**TASK BRIEF:** Using the data below, gather each line that includes the word "like".

**RECORD LIST:**
◇ ◇ ◇ ◇
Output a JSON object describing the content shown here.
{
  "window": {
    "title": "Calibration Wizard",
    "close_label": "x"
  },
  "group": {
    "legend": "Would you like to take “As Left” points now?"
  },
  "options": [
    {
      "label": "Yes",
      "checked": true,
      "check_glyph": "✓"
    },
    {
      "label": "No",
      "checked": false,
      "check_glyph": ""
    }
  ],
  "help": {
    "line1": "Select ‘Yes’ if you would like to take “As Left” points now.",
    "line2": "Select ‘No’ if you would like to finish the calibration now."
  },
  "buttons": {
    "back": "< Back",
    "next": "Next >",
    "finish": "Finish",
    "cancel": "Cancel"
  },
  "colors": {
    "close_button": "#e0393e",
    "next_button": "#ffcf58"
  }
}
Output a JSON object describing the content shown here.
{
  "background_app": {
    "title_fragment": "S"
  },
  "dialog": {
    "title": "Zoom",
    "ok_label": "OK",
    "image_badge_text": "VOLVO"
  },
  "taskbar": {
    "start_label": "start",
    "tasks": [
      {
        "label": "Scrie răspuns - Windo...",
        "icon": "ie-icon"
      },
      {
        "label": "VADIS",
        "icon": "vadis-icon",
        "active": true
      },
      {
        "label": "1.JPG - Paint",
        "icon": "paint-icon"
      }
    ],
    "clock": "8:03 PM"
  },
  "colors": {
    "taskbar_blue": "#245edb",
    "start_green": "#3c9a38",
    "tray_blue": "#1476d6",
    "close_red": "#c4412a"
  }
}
◇ ◇ ◇ ◇
**EXERCISE RESPONSE:**
    "legend": "Would you like to take “As Left” points now?"
    "line1": "Select ‘Yes’ if you would like to take “As Left” points now.",
    "line2": "Select ‘No’ if you would like to finish the calibration now."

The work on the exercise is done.